▸ **Source document**:
+ + + + + + +
If that mortgage meets the purchase criteria of an investor with 
which the creditor has an agreement to sell loans after 
consummation, then the loan does not meet the definition of a 
qualified mortgage under Sec.  1026.43(e)(5). However, if the 
investor meets the requirements of Sec.  1026.43(e)(5)(i)(D), the 
mortgage will be a qualified mortgage if all other applicable 
criteria also are satisfied.
    4. Creditor qualifications. To be eligible to make qualified 
mortgages under Sec.  1026.43(e)(5), a creditor must satisfy the 
requirements stated in Sec.  1026.35(b)(2)(iii)(B) and (C). Section 
1026.35(b)(2)(iii)(B) requires that, during the preceding calendar 
year, the creditor and its affiliates together originated 500 or 
fewer first-lien covered transactions. Section 1026.35(b)(2)(iii)(C) 
requires that, as of the end of the preceding calendar year, the 
creditor had total assets of less than $2 billion, adjusted annually 
by the Bureau for inflation.
    5. Requirement to hold in portfolio. Creditors generally must 
hold a loan in portfolio to maintain the transaction's status as a 
qualified mortgage under Sec.  1026.43(e)(5), subject to four 
exceptions. Unless one of these exceptions applies, a loan is no 
longer a qualified mortgage under Sec.  1026.43(e)(5) once legal 
title to the debt obligation is sold, assigned, or otherwise 
transferred to another person. Accordingly, unless one of the 
exceptions applies, the transferee could not benefit from the 
presumption of compliance for qualified mortgages under Sec.  
1026.43(e)(1) unless the loan also met the requirements of another 
qualified mortgage definition.
    6. Application to subsequent transferees. The exceptions 
contained in Sec.  1026.43(e)(5)(ii) apply not only to an initial 
sale, assignment, or other transfer by the originating creditor but 
to subsequent sales, assignments, and other transfers as well. For 
example, assume Creditor A originates a qualified mortgage under 
Sec.  1026.43(e)(5). Six months after consummation, Creditor A sells 
the qualified mortgage to Creditor B pursuant to Sec.
+ + + + + + +
(A block of data)
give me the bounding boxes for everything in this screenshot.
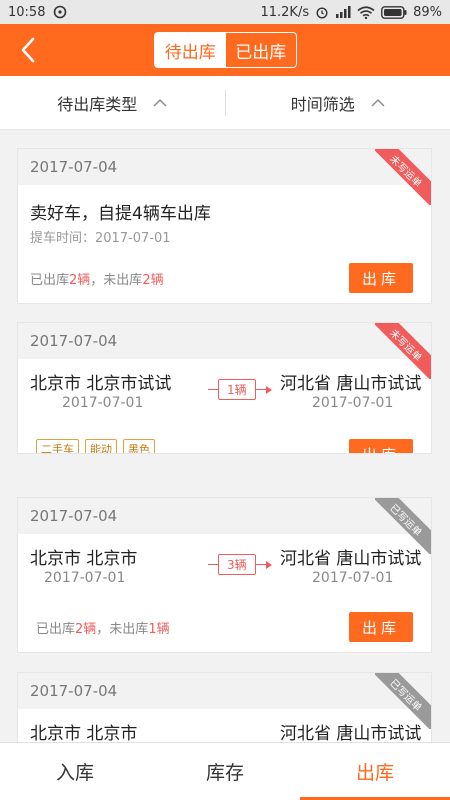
- status-time: 10:58: [8, 4, 46, 20]
- arrow-line-left: [208, 389, 218, 390]
- status-not-count: 2辆: [142, 273, 164, 288]
- route-destination: 河北省 唐山市试试: [280, 549, 422, 569]
- order-card[interactable]: 2017-07-04 已写运单 北京市 北京市 河北省 唐山市试试: [17, 672, 432, 742]
- tag-drivable: 能动: [85, 439, 117, 453]
- filter-type-label: 待出库类型: [57, 94, 138, 114]
- card-date: 2017-07-04: [18, 149, 431, 185]
- route-origin: 北京市 北京市: [30, 549, 138, 569]
- route-destination: 河北省 唐山市试试: [280, 724, 422, 742]
- tag-used-car: 二手车: [36, 439, 79, 453]
- battery-level: 89%: [413, 4, 442, 20]
- back-arrow-icon: [21, 37, 35, 63]
- order-card[interactable]: 2017-07-04 已写运单 北京市 北京市 2017-07-01 3辆 河北…: [17, 497, 432, 653]
- status-not-count: 1辆: [148, 622, 170, 637]
- order-list[interactable]: 2017-07-04 未写运单 卖好车，自提4辆车出库 提车时间：2017-07…: [0, 130, 450, 742]
- waybill-ribbon-label: 未写运单: [375, 149, 431, 205]
- route-arrow: 3辆: [208, 554, 272, 575]
- network-speed: 11.2K/s: [260, 4, 310, 20]
- vehicle-count: 1辆: [218, 379, 256, 400]
- arrow-head-icon: [265, 385, 272, 394]
- nav-inventory[interactable]: 库存: [150, 743, 300, 800]
- wifi-icon: [357, 5, 375, 19]
- arrow-line-right: [255, 564, 266, 565]
- route-arrow: 1辆: [208, 379, 272, 400]
- filter-time[interactable]: 时间筛选: [226, 91, 450, 115]
- waybill-ribbon: 未写运单: [375, 149, 431, 205]
- filter-time-label: 时间筛选: [290, 94, 355, 114]
- bottom-nav: 入库 库存 出库: [0, 742, 450, 800]
- arrow-line-left: [208, 564, 218, 565]
- status-not-label: ，未出库: [96, 622, 149, 637]
- status-out-count: 2辆: [75, 622, 97, 637]
- card-date: 2017-07-04: [18, 323, 431, 359]
- tab-shipped-out[interactable]: 已出库: [226, 33, 297, 67]
- chevron-up-icon: [153, 98, 167, 106]
- pickup-time: 提车时间：2017-07-01: [30, 231, 171, 246]
- chevron-up-icon: [371, 98, 385, 106]
- ship-out-button[interactable]: 出库: [349, 439, 413, 453]
- order-card[interactable]: 2017-07-04 未写运单 卖好车，自提4辆车出库 提车时间：2017-07…: [17, 148, 432, 304]
- status-not-label: ，未出库: [90, 273, 143, 288]
- ship-out-button[interactable]: 出库: [349, 263, 413, 293]
- signal-icon: [335, 6, 351, 18]
- route-destination: 河北省 唐山市试试: [280, 374, 422, 394]
- card-date: 2017-07-04: [18, 498, 431, 534]
- app-header: 待出库 已出库: [0, 24, 450, 76]
- back-button[interactable]: [12, 34, 44, 66]
- arrow-head-icon: [265, 560, 272, 569]
- order-card[interactable]: 2017-07-04 未写运单 北京市 北京市试试 2017-07-01 1辆 …: [17, 322, 432, 454]
- arrow-line-right: [255, 389, 266, 390]
- route-origin: 北京市 北京市试试: [30, 374, 172, 394]
- destination-date: 2017-07-01: [312, 570, 394, 586]
- card-date: 2017-07-04: [18, 673, 431, 709]
- card-title: 卖好车，自提4辆车出库: [30, 204, 211, 224]
- alarm-icon: [315, 5, 329, 19]
- filter-type[interactable]: 待出库类型: [0, 91, 225, 115]
- delivery-status: 已出库2辆，未出库2辆: [30, 269, 164, 288]
- tag-color: 黑色: [123, 439, 155, 453]
- vehicle-count: 3辆: [218, 554, 256, 575]
- filter-bar: 待出库类型 时间筛选: [0, 76, 450, 130]
- status-out-label: 已出库: [36, 622, 76, 637]
- battery-icon: [381, 5, 407, 19]
- origin-date: 2017-07-01: [44, 570, 126, 586]
- delivery-status: 已出库2辆，未出库1辆: [36, 618, 170, 637]
- status-tabs: 待出库 已出库: [154, 32, 297, 68]
- nav-outbound[interactable]: 出库: [300, 743, 450, 800]
- tab-pending-out[interactable]: 待出库: [155, 33, 226, 67]
- message-icon: [53, 5, 67, 19]
- destination-date: 2017-07-01: [312, 395, 394, 411]
- vehicle-tags: 二手车 能动 黑色: [36, 439, 155, 453]
- nav-inbound[interactable]: 入库: [0, 743, 150, 800]
- ship-out-button[interactable]: 出库: [349, 612, 413, 642]
- origin-date: 2017-07-01: [62, 395, 144, 411]
- status-out-count: 2辆: [69, 273, 91, 288]
- status-out-label: 已出库: [30, 273, 70, 288]
- status-bar: 10:58 11.2K/s 89%: [0, 0, 450, 24]
- route-origin: 北京市 北京市: [30, 724, 138, 742]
+ + + + + + +
▸ **Exercise 1**: List the numbered paragraph headings that appear in the mortgage regulation text.
▸ **Exercise 2**: Extend the mortgage regulation text, picking up right after its final words.

▸ **Reply 1**:
Creditor qualifications
Requirement to hold in portfolio
Application to subsequent transferees

▸ **Reply 2**:
1026.43(e)(5)(ii)(B) and the loan retains its qualified mortgage 
status because Creditor B complies with the limits on asset size and 
number of transactions. If Creditor B sells the qualified mortgage, 
it will lose its qualified mortgage status under Sec.  1026.43(e)(5) 
unless the sale qualifies for one of the Sec.  1026.43(e)(5)(ii) 
exceptions for sales three or more years after consummation, to 
another qualifying institution, as required by supervisory action, 
or pursuant to a merger or acquisition.
    7. Transfer three years after consummation. Under Sec.  
1026.43(e)(5)(ii)(A), if a qualified mortgage under Sec.  
1026.43(e)(5) is sold, assigned, or otherwise transferred three 
years or more after consummation, the loan retains its status as a 
qualified mortgage under Sec.  1026.43(e)(5) following the transfer. 
The transferee need not be eligible to originate qualified mortgages 
under Sec.  1026.43(e)(5). The loan will continue to be a qualified 
mortgage throughout its life, and the transferee, and any subsequent 
transferees, may invoke the presumption of compliance for qualified 
mortgages under Sec.  1026.43(e)(1).
    8. Transfer to another qualifying creditor. Under Sec.  
1026.43(e)(5)(ii)(B), a qualified mortgage under Sec.  1026.43(e)(5)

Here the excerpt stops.